─── The records

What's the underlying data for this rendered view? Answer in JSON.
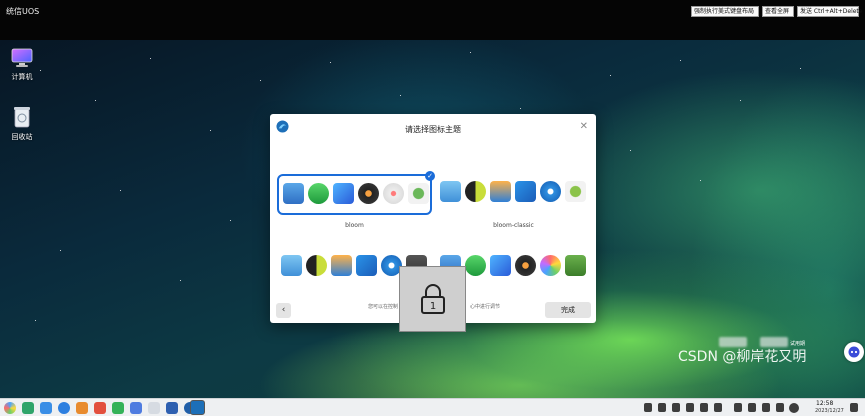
{
  "console": {
    "title": "统信UOS",
    "buttons": {
      "keyboard_layout": "强制执行美式键盘布局",
      "fullscreen": "查看全屏",
      "send_cad": "发送 Ctrl+Alt+Delete"
    }
  },
  "desktop": {
    "icons": [
      {
        "label": "计算机",
        "icon": "computer-icon"
      },
      {
        "label": "回收站",
        "icon": "trash-icon"
      }
    ],
    "trial_text": "试用期",
    "watermark": "CSDN @柳岸花又明"
  },
  "dialog": {
    "title": "请选择图标主题",
    "themes": [
      {
        "name": "bloom",
        "selected": true
      },
      {
        "name": "bloom-classic",
        "selected": false
      },
      {
        "name": "",
        "selected": false
      },
      {
        "name": "",
        "selected": false
      }
    ],
    "hint_left": "您可以在控制",
    "hint_right": "心中进行调节",
    "done_label": "完成",
    "lock_number": "1"
  },
  "taskbar": {
    "time": "12:58",
    "date": "2023/12/27"
  },
  "colors": {
    "accent": "#1a6cd9",
    "dialog_bg": "#ffffff",
    "taskbar_bg": "#eef0f2",
    "console_bg": "#050505"
  }
}
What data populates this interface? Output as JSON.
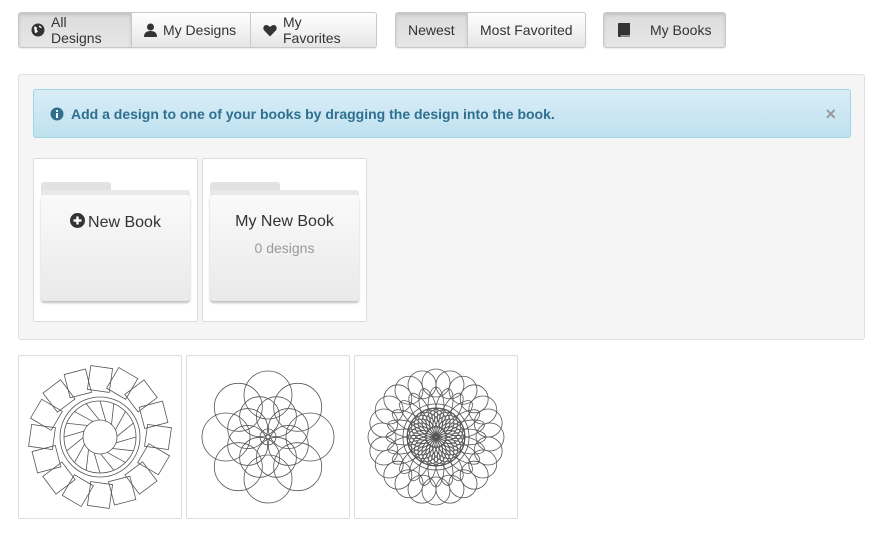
{
  "filters": [
    {
      "label": "All Designs",
      "icon": "globe-icon",
      "active": true
    },
    {
      "label": "My Designs",
      "icon": "user-icon",
      "active": false
    },
    {
      "label": "My Favorites",
      "icon": "heart-icon",
      "active": false
    }
  ],
  "sort": [
    {
      "label": "Newest",
      "active": true
    },
    {
      "label": "Most Favorited",
      "active": false
    }
  ],
  "books_button": {
    "label": "My Books",
    "icon": "book-icon"
  },
  "alert": {
    "text": "Add a design to one of your books by dragging the design into the book.",
    "close": "×",
    "icon": "info-circle-icon"
  },
  "books": [
    {
      "title": "New Book",
      "icon": "plus-circle-icon"
    },
    {
      "title": "My New Book",
      "count": "0 designs"
    }
  ],
  "designs": [
    {
      "pattern": "square-petal-mandala"
    },
    {
      "pattern": "circle-rosette"
    },
    {
      "pattern": "spirograph-lace"
    }
  ],
  "colors": {
    "alert_text": "#2f6f8f",
    "alert_bg": "#d9edf7",
    "line_art": "#555555"
  }
}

──────

* _Objective_:
In your copy of the records, include no pictures; repeat everything else exactly.

* _Solution to the exercise_:
What's the underlying data for this rendered view? Answer in JSON.
{
  "console": {
    "title": "统信UOS",
    "buttons": {
      "keyboard_layout": "强制执行美式键盘布局",
      "fullscreen": "查看全屏",
      "send_cad": "发送 Ctrl+Alt+Delete"
    }
  },
  "desktop": {
    "icons": [
      {
        "label": "计算机",
        "icon": "computer-icon"
      },
      {
        "label": "回收站",
        "icon": "trash-icon"
      }
    ],
    "trial_text": "试用期",
    "watermark": "CSDN @柳岸花又明"
  },
  "dialog": {
    "title": "请选择图标主题",
    "themes": [
      {
        "name": "bloom",
        "selected": true
      },
      {
        "name": "bloom-classic",
        "selected": false
      },
      {
        "name": "",
        "selected": false
      },
      {
        "name": "",
        "selected": false
      }
    ],
    "hint_left": "您可以在控制",
    "hint_right": "心中进行调节",
    "done_label": "完成",
    "lock_number": "1"
  },
  "taskbar": {
    "time": "12:58",
    "date": "2023/12/27"
  },
  "colors": {
    "accent": "#1a6cd9",
    "dialog_bg": "#ffffff",
    "taskbar_bg": "#eef0f2",
    "console_bg": "#050505"
  }
}
What data populates this interface? Output as JSON.
{
  "filters": [
    {
      "label": "All Designs",
      "icon": "globe-icon",
      "active": true
    },
    {
      "label": "My Designs",
      "icon": "user-icon",
      "active": false
    },
    {
      "label": "My Favorites",
      "icon": "heart-icon",
      "active": false
    }
  ],
  "sort": [
    {
      "label": "Newest",
      "active": true
    },
    {
      "label": "Most Favorited",
      "active": false
    }
  ],
  "books_button": {
    "label": "My Books",
    "icon": "book-icon"
  },
  "alert": {
    "text": "Add a design to one of your books by dragging the design into the book.",
    "close": "×",
    "icon": "info-circle-icon"
  },
  "books": [
    {
      "title": "New Book",
      "icon": "plus-circle-icon"
    },
    {
      "title": "My New Book",
      "count": "0 designs"
    }
  ],
  "designs": [
    {
      "pattern": "square-petal-mandala"
    },
    {
      "pattern": "circle-rosette"
    },
    {
      "pattern": "spirograph-lace"
    }
  ],
  "colors": {
    "alert_text": "#2f6f8f",
    "alert_bg": "#d9edf7",
    "line_art": "#555555"
  }
}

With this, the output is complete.